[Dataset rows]
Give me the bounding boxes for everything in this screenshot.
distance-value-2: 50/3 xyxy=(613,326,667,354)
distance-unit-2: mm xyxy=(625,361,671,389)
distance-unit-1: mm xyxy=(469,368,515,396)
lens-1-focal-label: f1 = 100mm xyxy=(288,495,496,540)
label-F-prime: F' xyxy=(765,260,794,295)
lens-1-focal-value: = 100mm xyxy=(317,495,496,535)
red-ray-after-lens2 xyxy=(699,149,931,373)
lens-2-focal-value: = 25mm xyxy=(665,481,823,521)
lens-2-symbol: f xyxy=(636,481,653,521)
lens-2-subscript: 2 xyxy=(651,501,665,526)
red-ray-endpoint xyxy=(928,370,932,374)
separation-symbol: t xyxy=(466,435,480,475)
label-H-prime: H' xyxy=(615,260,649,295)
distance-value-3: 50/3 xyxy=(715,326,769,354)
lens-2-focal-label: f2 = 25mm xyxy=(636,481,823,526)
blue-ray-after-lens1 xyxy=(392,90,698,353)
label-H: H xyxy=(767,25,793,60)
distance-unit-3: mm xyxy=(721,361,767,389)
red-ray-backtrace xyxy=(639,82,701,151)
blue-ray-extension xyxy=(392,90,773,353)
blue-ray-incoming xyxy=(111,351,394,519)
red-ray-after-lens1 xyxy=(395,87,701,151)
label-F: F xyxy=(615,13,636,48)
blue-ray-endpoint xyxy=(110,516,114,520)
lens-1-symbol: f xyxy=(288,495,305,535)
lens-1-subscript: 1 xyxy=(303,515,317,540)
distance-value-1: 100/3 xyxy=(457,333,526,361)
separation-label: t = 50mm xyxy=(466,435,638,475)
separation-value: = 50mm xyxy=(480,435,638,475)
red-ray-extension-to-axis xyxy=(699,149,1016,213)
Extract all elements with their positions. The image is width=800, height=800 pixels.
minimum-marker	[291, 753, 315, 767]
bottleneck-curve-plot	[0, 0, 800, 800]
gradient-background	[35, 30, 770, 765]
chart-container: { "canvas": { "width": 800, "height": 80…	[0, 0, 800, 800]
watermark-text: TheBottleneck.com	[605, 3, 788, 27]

THE REQUEST:
Copy every line of the dataset rows above word for word, with nothing changed.

RESULT OF THIS EXERCISE:
Give me the bounding boxes for everything in this screenshot.
distance-value-2: 50/3 xyxy=(613,326,667,354)
distance-unit-2: mm xyxy=(625,361,671,389)
distance-unit-1: mm xyxy=(469,368,515,396)
lens-1-focal-label: f1 = 100mm xyxy=(288,495,496,540)
label-F-prime: F' xyxy=(765,260,794,295)
lens-1-focal-value: = 100mm xyxy=(317,495,496,535)
red-ray-after-lens2 xyxy=(699,149,931,373)
lens-2-focal-value: = 25mm xyxy=(665,481,823,521)
lens-2-symbol: f xyxy=(636,481,653,521)
lens-2-subscript: 2 xyxy=(651,501,665,526)
red-ray-endpoint xyxy=(928,370,932,374)
separation-symbol: t xyxy=(466,435,480,475)
label-H-prime: H' xyxy=(615,260,649,295)
distance-value-3: 50/3 xyxy=(715,326,769,354)
lens-2-focal-label: f2 = 25mm xyxy=(636,481,823,526)
blue-ray-after-lens1 xyxy=(392,90,698,353)
label-H: H xyxy=(767,25,793,60)
distance-unit-3: mm xyxy=(721,361,767,389)
red-ray-backtrace xyxy=(639,82,701,151)
blue-ray-extension xyxy=(392,90,773,353)
blue-ray-incoming xyxy=(111,351,394,519)
red-ray-after-lens1 xyxy=(395,87,701,151)
label-F: F xyxy=(615,13,636,48)
blue-ray-endpoint xyxy=(110,516,114,520)
lens-1-symbol: f xyxy=(288,495,305,535)
lens-1-subscript: 1 xyxy=(303,515,317,540)
distance-value-1: 100/3 xyxy=(457,333,526,361)
separation-label: t = 50mm xyxy=(466,435,638,475)
separation-value: = 50mm xyxy=(480,435,638,475)
red-ray-extension-to-axis xyxy=(699,149,1016,213)
Extract all elements with their positions. The image is width=800, height=800 pixels.
minimum-marker	[291, 753, 315, 767]
bottleneck-curve-plot	[0, 0, 800, 800]
gradient-background	[35, 30, 770, 765]
chart-container: { "canvas": { "width": 800, "height": 80…	[0, 0, 800, 800]
watermark-text: TheBottleneck.com	[605, 3, 788, 27]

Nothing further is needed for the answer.